━━━ Extracted entries ━━━
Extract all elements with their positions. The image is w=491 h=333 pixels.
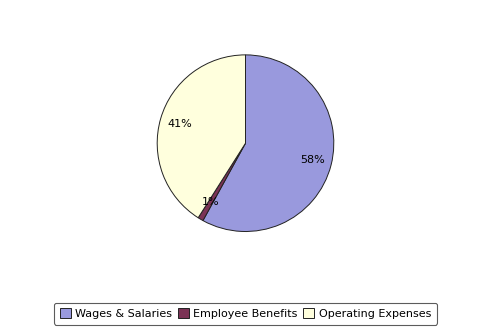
Wedge shape <box>157 55 246 218</box>
Legend: Wages & Salaries, Employee Benefits, Operating Expenses: Wages & Salaries, Employee Benefits, Ope… <box>54 303 437 325</box>
Text: 41%: 41% <box>167 119 191 129</box>
Wedge shape <box>198 143 246 220</box>
Text: 1%: 1% <box>202 197 219 207</box>
Text: 58%: 58% <box>300 155 325 165</box>
Wedge shape <box>203 55 334 231</box>
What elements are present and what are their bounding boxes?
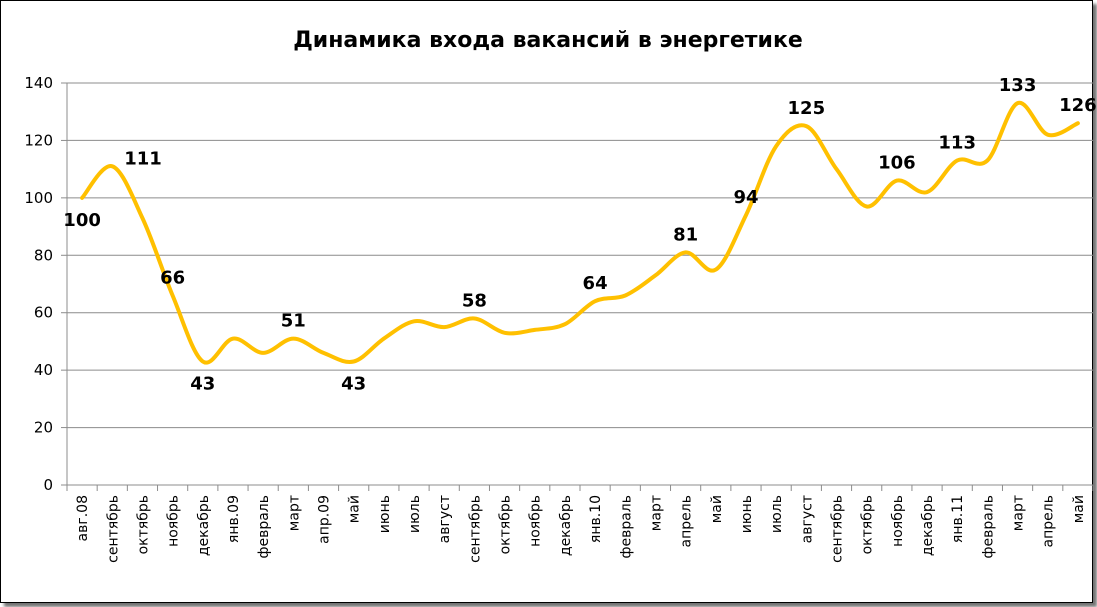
- x-tick-label: авг.08: [75, 495, 91, 541]
- data-label: 133: [999, 75, 1037, 96]
- x-tick-label: июль: [407, 495, 423, 533]
- x-tick-label: июнь: [739, 495, 755, 533]
- data-label: 81: [673, 224, 698, 245]
- x-tick-label: август: [799, 495, 815, 543]
- x-tick-label: ноябрь: [166, 495, 182, 547]
- x-tick-label: апрель: [1041, 495, 1057, 547]
- x-tick-label: февраль: [980, 495, 996, 559]
- data-label: 111: [124, 148, 162, 169]
- x-tick-label: янв.10: [588, 495, 604, 543]
- data-label: 66: [160, 267, 185, 288]
- data-label: 126: [1059, 95, 1097, 116]
- y-tick-label: 20: [34, 419, 53, 437]
- y-axis-ticks: 0 20 40 60 80 100 120 140: [24, 74, 53, 494]
- x-tick-label: апрель: [679, 495, 695, 547]
- data-label: 43: [341, 374, 366, 395]
- x-tick-label: март: [286, 495, 302, 531]
- x-tick-label: янв.09: [226, 495, 242, 543]
- x-tick-label: ноябрь: [528, 495, 544, 547]
- x-tick-label: октябрь: [860, 495, 876, 554]
- x-tick-label: февраль: [256, 495, 272, 559]
- data-label: 64: [583, 273, 608, 294]
- chart-title: Динамика входа вакансий в энергетике: [293, 28, 803, 53]
- data-labels: 100 111 66 43 51 43 58 64 81 94 125 106 113 133 126: [63, 75, 1096, 394]
- x-tick-label: июль: [769, 495, 785, 533]
- x-tick-label: октябрь: [135, 495, 151, 554]
- data-label: 106: [878, 153, 916, 174]
- x-tick-label: апр.09: [317, 495, 333, 544]
- x-tick-label: май: [1071, 495, 1087, 523]
- y-tick-label: 80: [34, 246, 53, 264]
- y-tick-label: 100: [24, 189, 53, 207]
- y-tick-label: 60: [34, 304, 53, 322]
- data-label: 94: [733, 187, 758, 208]
- series-line: [80, 101, 1080, 365]
- x-tick-label: янв.11: [950, 495, 966, 543]
- data-label: 100: [63, 210, 101, 231]
- data-label: 113: [938, 133, 976, 154]
- x-tick-label: сентябрь: [467, 495, 483, 563]
- x-tick-label: март: [1011, 495, 1027, 531]
- y-tick-label: 120: [24, 131, 53, 149]
- y-tick-label: 40: [34, 361, 53, 379]
- x-tick-label: май: [347, 495, 363, 523]
- x-tick-label: июнь: [377, 495, 393, 533]
- x-tick-label: май: [709, 495, 725, 523]
- x-tick-label: март: [648, 495, 664, 531]
- x-axis-ticks: авг.08 сентябрь октябрь ноябрь декабрь янв.09…: [66, 485, 1094, 563]
- data-label: 58: [462, 290, 487, 311]
- x-tick-label: февраль: [618, 495, 634, 559]
- y-tick-label: 140: [24, 74, 53, 92]
- data-label: 51: [281, 311, 306, 332]
- x-tick-label: октябрь: [498, 495, 514, 554]
- x-tick-label: декабрь: [558, 495, 574, 556]
- data-label: 125: [788, 98, 826, 119]
- x-tick-label: декабрь: [920, 495, 936, 556]
- x-tick-label: сентябрь: [105, 495, 121, 563]
- x-tick-label: декабрь: [196, 495, 212, 556]
- data-label: 43: [190, 374, 215, 395]
- x-tick-label: сентябрь: [830, 495, 846, 563]
- y-tick-label: 0: [43, 476, 53, 494]
- x-tick-label: август: [437, 495, 453, 543]
- x-tick-label: ноябрь: [890, 495, 906, 547]
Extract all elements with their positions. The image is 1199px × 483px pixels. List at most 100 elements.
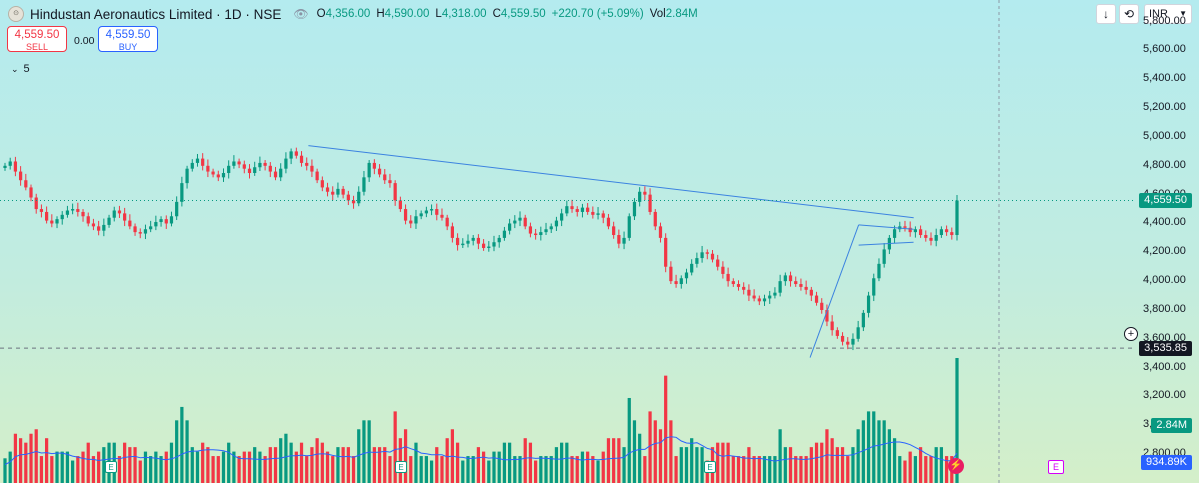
volume-bar [325,451,330,483]
upcoming-earnings-icon[interactable]: E [1048,460,1064,474]
candle-body [242,164,246,169]
candle-body [258,162,262,168]
crosshair-price-tag: 3,535.85 [1139,341,1192,357]
candle-body [232,161,236,166]
candle-body [669,266,673,282]
volume-bar [461,460,465,483]
candle-body [544,229,548,233]
candle-body [29,187,33,198]
fullscreen-button[interactable]: ⟲ [1119,4,1139,24]
volume-bar [804,456,808,483]
spread-value: 0.00 [74,35,95,47]
volume-bar [809,447,813,483]
candle-body [398,200,402,210]
sell-price: 4,559.50 [14,29,60,41]
candle-body [814,295,819,303]
candle-body [679,278,683,285]
volume-bar [612,438,616,483]
candle-body [554,220,559,227]
volume-bar [263,456,267,483]
candle-body [455,237,460,246]
y-tick-label: 3,200.00 [1143,389,1186,402]
candle-body [643,191,647,195]
volume-bar [872,411,876,483]
indicators-toggle[interactable]: ⌄ 5 [11,63,30,75]
volume-bar [643,456,647,483]
earnings-flag-icon[interactable]: E [704,461,716,473]
candle-body [50,220,54,224]
volume-bar [627,397,631,483]
candle-body [648,194,652,212]
candle-body [216,174,220,178]
candle-body [128,220,132,227]
ohlc-value: +220.70 (+5.09%) [551,8,644,20]
volume-bar [814,442,819,483]
earnings-flag-icon[interactable]: E [105,461,117,473]
candle-body [227,165,231,174]
volume-bar [71,460,75,483]
candle-body [3,165,7,168]
volume-bar [357,429,361,483]
candle-body [149,226,153,230]
volume-bar [591,456,595,483]
candle-body [752,295,756,299]
volume-bar [596,460,600,483]
buy-button[interactable]: 4,559.50 BUY [98,26,158,52]
volume-bar [560,442,564,483]
candle-body [487,246,491,248]
ohlc-key: H [376,8,385,20]
volume-bar [835,447,839,483]
candle-body [273,171,278,178]
add-alert-plus-icon[interactable]: + [1124,327,1138,341]
candle-body [918,229,923,236]
currency-select[interactable]: INR ▼ [1144,4,1192,24]
volume-bar [903,460,907,483]
volume-bar [362,420,366,483]
download-button[interactable]: ↓ [1096,4,1116,24]
candle-body [804,286,808,290]
volume-bar [133,447,137,483]
candle-body [409,220,413,224]
exchange-logo-icon[interactable]: ⊙ [8,6,24,22]
volume-bar [638,433,642,483]
chart-title[interactable]: Hindustan Aeronautics Limited · 1D · NSE [30,6,282,22]
candle-body [403,209,408,221]
candle-body [783,275,787,282]
candle-body [362,177,366,192]
volume-bar [606,438,611,483]
candle-body [539,232,543,236]
lightning-event-icon[interactable]: ⚡ [948,458,964,474]
candle-body [18,171,23,181]
volume-bar [414,442,418,483]
candle-body [81,211,85,217]
candle-body [221,173,226,178]
volume-bar [778,429,782,483]
candle-body [528,226,533,234]
candle-body [726,273,730,282]
ohlc-key: L [435,8,442,20]
volume-bar [549,456,553,483]
volume-bar [690,438,694,483]
volume-bar [164,451,168,483]
earnings-flag-icon[interactable]: E [395,461,407,473]
candle-body [112,210,116,218]
volume-bar [149,456,153,483]
volume-bar [65,451,70,483]
candle-body [830,321,834,331]
candle-body [320,180,324,188]
candle-body [440,214,444,218]
candle-body [653,211,657,227]
candle-body [856,327,860,339]
volume-bar [377,447,382,483]
candle-body [299,155,304,163]
volume-bar [580,451,585,483]
volume-bar [424,456,428,483]
volume-bar [195,451,200,483]
candle-body [627,216,631,238]
candle-body [24,180,28,188]
visibility-eye-icon[interactable]: 👁 [293,7,309,21]
candle-body [346,194,350,201]
candle-body [903,226,907,228]
sell-button[interactable]: 4,559.50 SELL [7,26,67,52]
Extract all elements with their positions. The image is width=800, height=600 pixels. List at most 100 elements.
━━━
• Exercise instructions: Rewrite the items in the stretch from the line containing "volume-bar [325,451,330,483]" through the line containing "candle-body [29,187,33,198]", changing every "candle-body" to "candlestick-body" and leaving everything else as it is.

• Answer to this task:
volume-bar [325,451,330,483]
upcoming-earnings-icon[interactable]: E [1048,460,1064,474]
candlestick-body [242,164,246,169]
candlestick-body [258,162,262,168]
crosshair-price-tag: 3,535.85 [1139,341,1192,357]
candlestick-body [232,161,236,166]
candlestick-body [669,266,673,282]
volume-bar [461,460,465,483]
candlestick-body [544,229,548,233]
candlestick-body [29,187,33,198]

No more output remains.